* Begin RECORD EXCERPTS *

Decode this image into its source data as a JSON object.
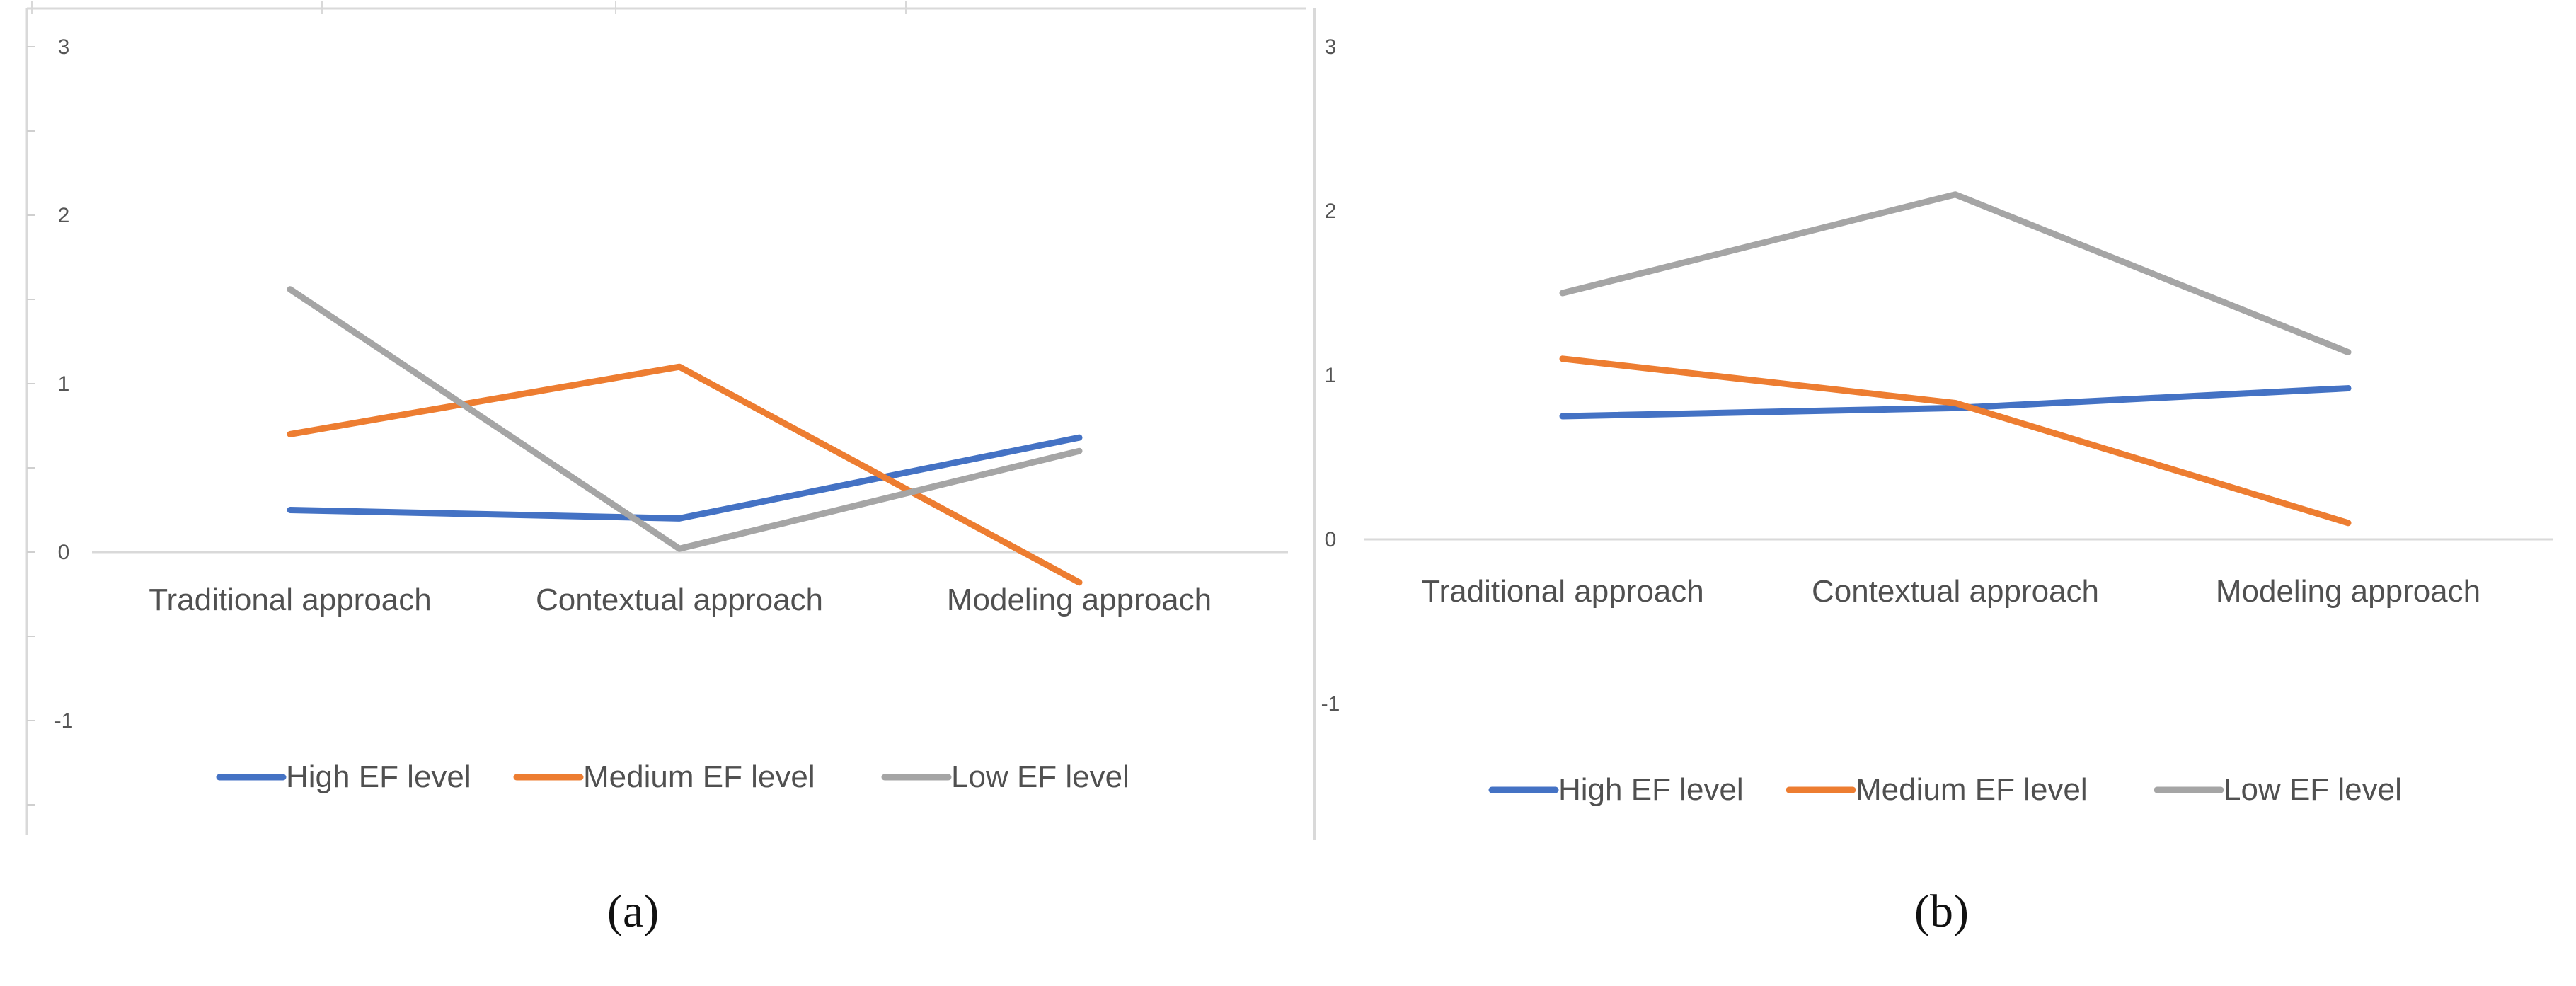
{
  "chart_data": [
    {
      "type": "line",
      "caption": "(a)",
      "categories": [
        "Traditional approach",
        "Contextual approach",
        "Modeling approach"
      ],
      "series": [
        {
          "name": "High EF level",
          "color": "#4472c4",
          "values": [
            0.25,
            0.2,
            0.68
          ]
        },
        {
          "name": "Medium EF level",
          "color": "#ed7d31",
          "values": [
            0.7,
            1.1,
            -0.18
          ]
        },
        {
          "name": "Low EF level",
          "color": "#a5a5a5",
          "values": [
            1.56,
            0.02,
            0.6
          ]
        }
      ],
      "yticks": [
        "3",
        "2",
        "1",
        "0",
        "-1"
      ],
      "ylim": [
        -1.7,
        3.2
      ],
      "grid": false,
      "legend": "bottom",
      "title": "",
      "xlabel": "",
      "ylabel": ""
    },
    {
      "type": "line",
      "caption": "(b)",
      "categories": [
        "Traditional approach",
        "Contextual approach",
        "Modeling approach"
      ],
      "series": [
        {
          "name": "High EF level",
          "color": "#4472c4",
          "values": [
            0.75,
            0.8,
            0.92
          ]
        },
        {
          "name": "Medium EF level",
          "color": "#ed7d31",
          "values": [
            1.1,
            0.83,
            0.1
          ]
        },
        {
          "name": "Low EF level",
          "color": "#a5a5a5",
          "values": [
            1.5,
            2.1,
            1.14
          ]
        }
      ],
      "yticks": [
        "3",
        "2",
        "1",
        "0",
        "-1"
      ],
      "ylim": [
        -1.8,
        3.2
      ],
      "grid": false,
      "legend": "bottom",
      "title": "",
      "xlabel": "",
      "ylabel": ""
    }
  ]
}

* End RECORD EXCERPTS *

Pictures are to be left out; the records above must be repeated word for word.

#### EXERCISE RESPONSE:
Decode this image into its source data as a JSON object.
{
  "chart_data": [
    {
      "type": "line",
      "caption": "(a)",
      "categories": [
        "Traditional approach",
        "Contextual approach",
        "Modeling approach"
      ],
      "series": [
        {
          "name": "High EF level",
          "color": "#4472c4",
          "values": [
            0.25,
            0.2,
            0.68
          ]
        },
        {
          "name": "Medium EF level",
          "color": "#ed7d31",
          "values": [
            0.7,
            1.1,
            -0.18
          ]
        },
        {
          "name": "Low EF level",
          "color": "#a5a5a5",
          "values": [
            1.56,
            0.02,
            0.6
          ]
        }
      ],
      "yticks": [
        "3",
        "2",
        "1",
        "0",
        "-1"
      ],
      "ylim": [
        -1.7,
        3.2
      ],
      "grid": false,
      "legend": "bottom",
      "title": "",
      "xlabel": "",
      "ylabel": ""
    },
    {
      "type": "line",
      "caption": "(b)",
      "categories": [
        "Traditional approach",
        "Contextual approach",
        "Modeling approach"
      ],
      "series": [
        {
          "name": "High EF level",
          "color": "#4472c4",
          "values": [
            0.75,
            0.8,
            0.92
          ]
        },
        {
          "name": "Medium EF level",
          "color": "#ed7d31",
          "values": [
            1.1,
            0.83,
            0.1
          ]
        },
        {
          "name": "Low EF level",
          "color": "#a5a5a5",
          "values": [
            1.5,
            2.1,
            1.14
          ]
        }
      ],
      "yticks": [
        "3",
        "2",
        "1",
        "0",
        "-1"
      ],
      "ylim": [
        -1.8,
        3.2
      ],
      "grid": false,
      "legend": "bottom",
      "title": "",
      "xlabel": "",
      "ylabel": ""
    }
  ]
}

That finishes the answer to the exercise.